### WHAT YOU WILL DO:
Give the lines below again, exactly as they stand, and leave out the images.
[SOURCE RECORDS Boundary: Start]
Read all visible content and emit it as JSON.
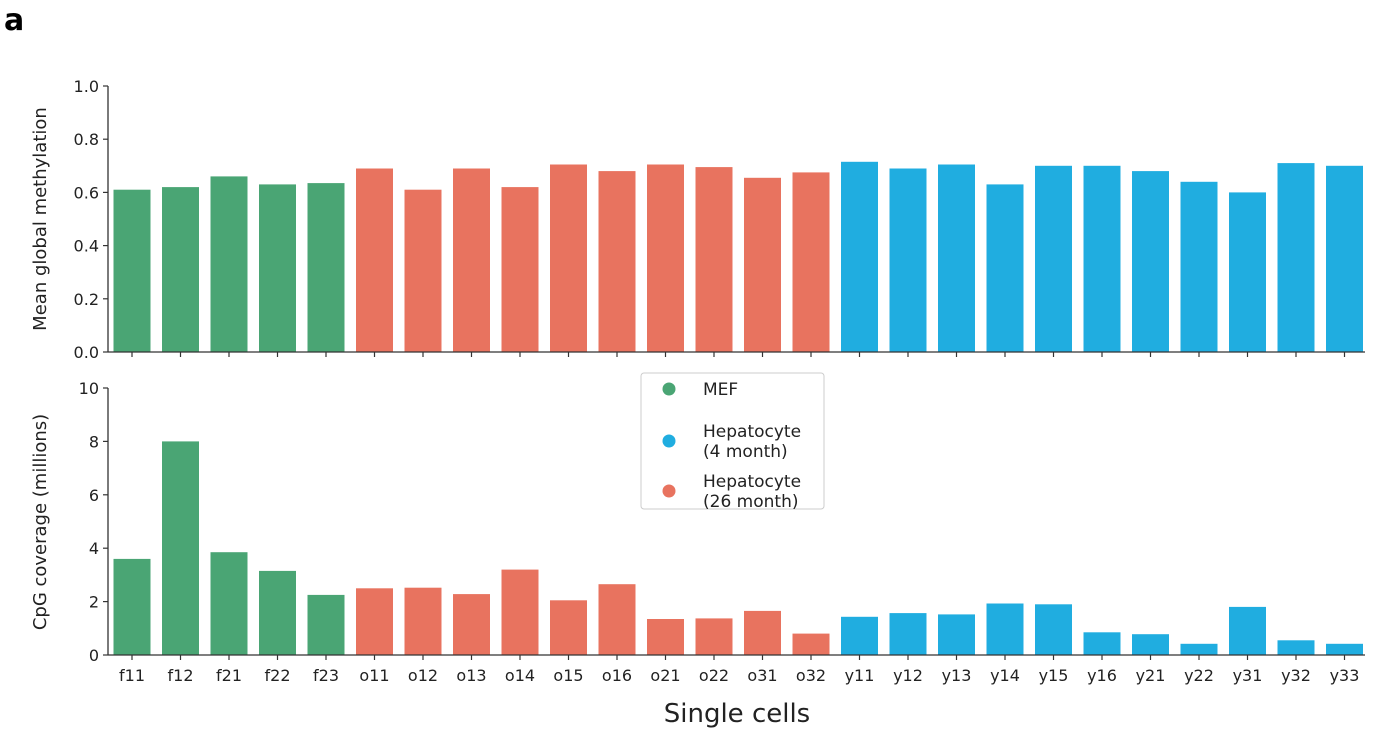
{
  "panel_label": "a",
  "colors": {
    "MEF": "#4aa574",
    "old": "#e8735f",
    "young": "#20ade0"
  },
  "chart_data": [
    {
      "type": "bar",
      "ylabel": "Mean global methylation",
      "ylim": [
        0,
        1.0
      ],
      "yticks": [
        "0.0",
        "0.2",
        "0.4",
        "0.6",
        "0.8",
        "1.0"
      ],
      "categories": [
        "f11",
        "f12",
        "f21",
        "f22",
        "f23",
        "o11",
        "o12",
        "o13",
        "o14",
        "o15",
        "o16",
        "o21",
        "o22",
        "o31",
        "o32",
        "y11",
        "y12",
        "y13",
        "y14",
        "y15",
        "y16",
        "y21",
        "y22",
        "y31",
        "y32",
        "y33"
      ],
      "groups": [
        "MEF",
        "MEF",
        "MEF",
        "MEF",
        "MEF",
        "old",
        "old",
        "old",
        "old",
        "old",
        "old",
        "old",
        "old",
        "old",
        "old",
        "young",
        "young",
        "young",
        "young",
        "young",
        "young",
        "young",
        "young",
        "young",
        "young",
        "young"
      ],
      "values": [
        0.61,
        0.62,
        0.66,
        0.63,
        0.635,
        0.69,
        0.61,
        0.69,
        0.62,
        0.705,
        0.68,
        0.705,
        0.695,
        0.655,
        0.675,
        0.715,
        0.69,
        0.705,
        0.63,
        0.7,
        0.7,
        0.68,
        0.64,
        0.6,
        0.71,
        0.7
      ],
      "show_xticklabels": false
    },
    {
      "type": "bar",
      "ylabel": "CpG coverage (millions)",
      "xlabel": "Single cells",
      "ylim": [
        0,
        10
      ],
      "yticks": [
        "0",
        "2",
        "4",
        "6",
        "8",
        "10"
      ],
      "categories": [
        "f11",
        "f12",
        "f21",
        "f22",
        "f23",
        "o11",
        "o12",
        "o13",
        "o14",
        "o15",
        "o16",
        "o21",
        "o22",
        "o31",
        "o32",
        "y11",
        "y12",
        "y13",
        "y14",
        "y15",
        "y16",
        "y21",
        "y22",
        "y31",
        "y32",
        "y33"
      ],
      "groups": [
        "MEF",
        "MEF",
        "MEF",
        "MEF",
        "MEF",
        "old",
        "old",
        "old",
        "old",
        "old",
        "old",
        "old",
        "old",
        "old",
        "old",
        "young",
        "young",
        "young",
        "young",
        "young",
        "young",
        "young",
        "young",
        "young",
        "young",
        "young"
      ],
      "values": [
        3.6,
        8.0,
        3.85,
        3.15,
        2.25,
        2.5,
        2.52,
        2.28,
        3.2,
        2.05,
        2.65,
        1.35,
        1.37,
        1.65,
        0.8,
        1.43,
        1.57,
        1.52,
        1.93,
        1.9,
        0.85,
        0.78,
        0.42,
        1.8,
        0.55,
        0.42
      ],
      "show_xticklabels": true,
      "legend": {
        "placement": "top-center",
        "entries": [
          {
            "group": "MEF",
            "lines": [
              "MEF"
            ]
          },
          {
            "group": "young",
            "lines": [
              "Hepatocyte",
              "(4 month)"
            ]
          },
          {
            "group": "old",
            "lines": [
              "Hepatocyte",
              "(26 month)"
            ]
          }
        ]
      }
    }
  ]
}
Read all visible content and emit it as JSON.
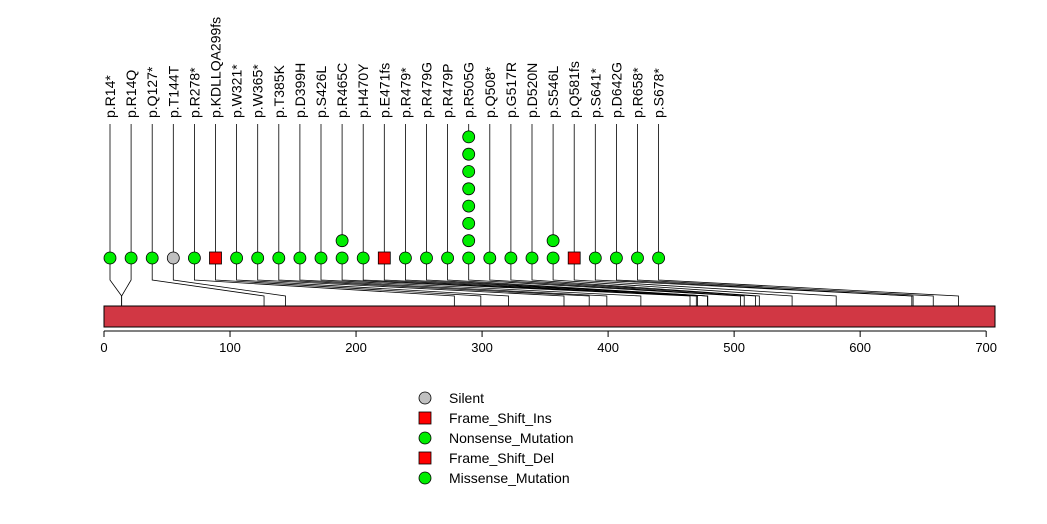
{
  "chart_data": {
    "type": "lollipop",
    "title": "",
    "xlabel": "",
    "ylabel": "",
    "protein_length": 707,
    "xlim": [
      0,
      707
    ],
    "x_ticks": [
      0,
      100,
      200,
      300,
      400,
      500,
      600,
      700
    ],
    "colors": {
      "domain_bar": "#d13744",
      "green": "#00ee00",
      "red": "#ff0000",
      "gray": "#c0c0c0"
    },
    "mutations": [
      {
        "label": "p.R14*",
        "position": 14,
        "type": "Nonsense_Mutation",
        "count": 1
      },
      {
        "label": "p.R14Q",
        "position": 14,
        "type": "Missense_Mutation",
        "count": 1
      },
      {
        "label": "p.Q127*",
        "position": 127,
        "type": "Nonsense_Mutation",
        "count": 1
      },
      {
        "label": "p.T144T",
        "position": 144,
        "type": "Silent",
        "count": 1
      },
      {
        "label": "p.R278*",
        "position": 278,
        "type": "Nonsense_Mutation",
        "count": 1
      },
      {
        "label": "p.KDLLQA299fs",
        "position": 299,
        "type": "Frame_Shift_Ins",
        "count": 1
      },
      {
        "label": "p.W321*",
        "position": 321,
        "type": "Nonsense_Mutation",
        "count": 1
      },
      {
        "label": "p.W365*",
        "position": 365,
        "type": "Nonsense_Mutation",
        "count": 1
      },
      {
        "label": "p.T385K",
        "position": 385,
        "type": "Missense_Mutation",
        "count": 1
      },
      {
        "label": "p.D399H",
        "position": 399,
        "type": "Missense_Mutation",
        "count": 1
      },
      {
        "label": "p.S426L",
        "position": 426,
        "type": "Missense_Mutation",
        "count": 1
      },
      {
        "label": "p.R465C",
        "position": 465,
        "type": "Missense_Mutation",
        "count": 2
      },
      {
        "label": "p.H470Y",
        "position": 470,
        "type": "Missense_Mutation",
        "count": 1
      },
      {
        "label": "p.E471fs",
        "position": 471,
        "type": "Frame_Shift_Del",
        "count": 1
      },
      {
        "label": "p.R479*",
        "position": 479,
        "type": "Nonsense_Mutation",
        "count": 1
      },
      {
        "label": "p.R479G",
        "position": 479,
        "type": "Missense_Mutation",
        "count": 1
      },
      {
        "label": "p.R479P",
        "position": 479,
        "type": "Missense_Mutation",
        "count": 1
      },
      {
        "label": "p.R505G",
        "position": 505,
        "type": "Missense_Mutation",
        "count": 8
      },
      {
        "label": "p.Q508*",
        "position": 508,
        "type": "Nonsense_Mutation",
        "count": 1
      },
      {
        "label": "p.G517R",
        "position": 517,
        "type": "Missense_Mutation",
        "count": 1
      },
      {
        "label": "p.D520N",
        "position": 520,
        "type": "Missense_Mutation",
        "count": 1
      },
      {
        "label": "p.S546L",
        "position": 546,
        "type": "Missense_Mutation",
        "count": 2
      },
      {
        "label": "p.Q581fs",
        "position": 581,
        "type": "Frame_Shift_Del",
        "count": 1
      },
      {
        "label": "p.S641*",
        "position": 641,
        "type": "Nonsense_Mutation",
        "count": 1
      },
      {
        "label": "p.D642G",
        "position": 642,
        "type": "Missense_Mutation",
        "count": 1
      },
      {
        "label": "p.R658*",
        "position": 658,
        "type": "Nonsense_Mutation",
        "count": 1
      },
      {
        "label": "p.S678*",
        "position": 678,
        "type": "Nonsense_Mutation",
        "count": 1
      }
    ],
    "legend": [
      {
        "label": "Silent",
        "shape": "circle",
        "color": "#c0c0c0"
      },
      {
        "label": "Frame_Shift_Ins",
        "shape": "square",
        "color": "#ff0000"
      },
      {
        "label": "Nonsense_Mutation",
        "shape": "circle",
        "color": "#00ee00"
      },
      {
        "label": "Frame_Shift_Del",
        "shape": "square",
        "color": "#ff0000"
      },
      {
        "label": "Missense_Mutation",
        "shape": "circle",
        "color": "#00ee00"
      }
    ]
  }
}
[SOURCE RECORDS Boundary: End]
### TASK OUTPUT:
Read all visible content and emit it as JSON.
{
  "panel_label": "a",
  "colors": {
    "MEF": "#4aa574",
    "old": "#e8735f",
    "young": "#20ade0"
  },
  "chart_data": [
    {
      "type": "bar",
      "ylabel": "Mean global methylation",
      "ylim": [
        0,
        1.0
      ],
      "yticks": [
        "0.0",
        "0.2",
        "0.4",
        "0.6",
        "0.8",
        "1.0"
      ],
      "categories": [
        "f11",
        "f12",
        "f21",
        "f22",
        "f23",
        "o11",
        "o12",
        "o13",
        "o14",
        "o15",
        "o16",
        "o21",
        "o22",
        "o31",
        "o32",
        "y11",
        "y12",
        "y13",
        "y14",
        "y15",
        "y16",
        "y21",
        "y22",
        "y31",
        "y32",
        "y33"
      ],
      "groups": [
        "MEF",
        "MEF",
        "MEF",
        "MEF",
        "MEF",
        "old",
        "old",
        "old",
        "old",
        "old",
        "old",
        "old",
        "old",
        "old",
        "old",
        "young",
        "young",
        "young",
        "young",
        "young",
        "young",
        "young",
        "young",
        "young",
        "young",
        "young"
      ],
      "values": [
        0.61,
        0.62,
        0.66,
        0.63,
        0.635,
        0.69,
        0.61,
        0.69,
        0.62,
        0.705,
        0.68,
        0.705,
        0.695,
        0.655,
        0.675,
        0.715,
        0.69,
        0.705,
        0.63,
        0.7,
        0.7,
        0.68,
        0.64,
        0.6,
        0.71,
        0.7
      ],
      "show_xticklabels": false
    },
    {
      "type": "bar",
      "ylabel": "CpG coverage (millions)",
      "xlabel": "Single cells",
      "ylim": [
        0,
        10
      ],
      "yticks": [
        "0",
        "2",
        "4",
        "6",
        "8",
        "10"
      ],
      "categories": [
        "f11",
        "f12",
        "f21",
        "f22",
        "f23",
        "o11",
        "o12",
        "o13",
        "o14",
        "o15",
        "o16",
        "o21",
        "o22",
        "o31",
        "o32",
        "y11",
        "y12",
        "y13",
        "y14",
        "y15",
        "y16",
        "y21",
        "y22",
        "y31",
        "y32",
        "y33"
      ],
      "groups": [
        "MEF",
        "MEF",
        "MEF",
        "MEF",
        "MEF",
        "old",
        "old",
        "old",
        "old",
        "old",
        "old",
        "old",
        "old",
        "old",
        "old",
        "young",
        "young",
        "young",
        "young",
        "young",
        "young",
        "young",
        "young",
        "young",
        "young",
        "young"
      ],
      "values": [
        3.6,
        8.0,
        3.85,
        3.15,
        2.25,
        2.5,
        2.52,
        2.28,
        3.2,
        2.05,
        2.65,
        1.35,
        1.37,
        1.65,
        0.8,
        1.43,
        1.57,
        1.52,
        1.93,
        1.9,
        0.85,
        0.78,
        0.42,
        1.8,
        0.55,
        0.42
      ],
      "show_xticklabels": true,
      "legend": {
        "placement": "top-center",
        "entries": [
          {
            "group": "MEF",
            "lines": [
              "MEF"
            ]
          },
          {
            "group": "young",
            "lines": [
              "Hepatocyte",
              "(4 month)"
            ]
          },
          {
            "group": "old",
            "lines": [
              "Hepatocyte",
              "(26 month)"
            ]
          }
        ]
      }
    }
  ]
}
Read all visible content and emit it as JSON.
{
  "chart_data": {
    "type": "lollipop",
    "title": "",
    "xlabel": "",
    "ylabel": "",
    "protein_length": 707,
    "xlim": [
      0,
      707
    ],
    "x_ticks": [
      0,
      100,
      200,
      300,
      400,
      500,
      600,
      700
    ],
    "colors": {
      "domain_bar": "#d13744",
      "green": "#00ee00",
      "red": "#ff0000",
      "gray": "#c0c0c0"
    },
    "mutations": [
      {
        "label": "p.R14*",
        "position": 14,
        "type": "Nonsense_Mutation",
        "count": 1
      },
      {
        "label": "p.R14Q",
        "position": 14,
        "type": "Missense_Mutation",
        "count": 1
      },
      {
        "label": "p.Q127*",
        "position": 127,
        "type": "Nonsense_Mutation",
        "count": 1
      },
      {
        "label": "p.T144T",
        "position": 144,
        "type": "Silent",
        "count": 1
      },
      {
        "label": "p.R278*",
        "position": 278,
        "type": "Nonsense_Mutation",
        "count": 1
      },
      {
        "label": "p.KDLLQA299fs",
        "position": 299,
        "type": "Frame_Shift_Ins",
        "count": 1
      },
      {
        "label": "p.W321*",
        "position": 321,
        "type": "Nonsense_Mutation",
        "count": 1
      },
      {
        "label": "p.W365*",
        "position": 365,
        "type": "Nonsense_Mutation",
        "count": 1
      },
      {
        "label": "p.T385K",
        "position": 385,
        "type": "Missense_Mutation",
        "count": 1
      },
      {
        "label": "p.D399H",
        "position": 399,
        "type": "Missense_Mutation",
        "count": 1
      },
      {
        "label": "p.S426L",
        "position": 426,
        "type": "Missense_Mutation",
        "count": 1
      },
      {
        "label": "p.R465C",
        "position": 465,
        "type": "Missense_Mutation",
        "count": 2
      },
      {
        "label": "p.H470Y",
        "position": 470,
        "type": "Missense_Mutation",
        "count": 1
      },
      {
        "label": "p.E471fs",
        "position": 471,
        "type": "Frame_Shift_Del",
        "count": 1
      },
      {
        "label": "p.R479*",
        "position": 479,
        "type": "Nonsense_Mutation",
        "count": 1
      },
      {
        "label": "p.R479G",
        "position": 479,
        "type": "Missense_Mutation",
        "count": 1
      },
      {
        "label": "p.R479P",
        "position": 479,
        "type": "Missense_Mutation",
        "count": 1
      },
      {
        "label": "p.R505G",
        "position": 505,
        "type": "Missense_Mutation",
        "count": 8
      },
      {
        "label": "p.Q508*",
        "position": 508,
        "type": "Nonsense_Mutation",
        "count": 1
      },
      {
        "label": "p.G517R",
        "position": 517,
        "type": "Missense_Mutation",
        "count": 1
      },
      {
        "label": "p.D520N",
        "position": 520,
        "type": "Missense_Mutation",
        "count": 1
      },
      {
        "label": "p.S546L",
        "position": 546,
        "type": "Missense_Mutation",
        "count": 2
      },
      {
        "label": "p.Q581fs",
        "position": 581,
        "type": "Frame_Shift_Del",
        "count": 1
      },
      {
        "label": "p.S641*",
        "position": 641,
        "type": "Nonsense_Mutation",
        "count": 1
      },
      {
        "label": "p.D642G",
        "position": 642,
        "type": "Missense_Mutation",
        "count": 1
      },
      {
        "label": "p.R658*",
        "position": 658,
        "type": "Nonsense_Mutation",
        "count": 1
      },
      {
        "label": "p.S678*",
        "position": 678,
        "type": "Nonsense_Mutation",
        "count": 1
      }
    ],
    "legend": [
      {
        "label": "Silent",
        "shape": "circle",
        "color": "#c0c0c0"
      },
      {
        "label": "Frame_Shift_Ins",
        "shape": "square",
        "color": "#ff0000"
      },
      {
        "label": "Nonsense_Mutation",
        "shape": "circle",
        "color": "#00ee00"
      },
      {
        "label": "Frame_Shift_Del",
        "shape": "square",
        "color": "#ff0000"
      },
      {
        "label": "Missense_Mutation",
        "shape": "circle",
        "color": "#00ee00"
      }
    ]
  }
}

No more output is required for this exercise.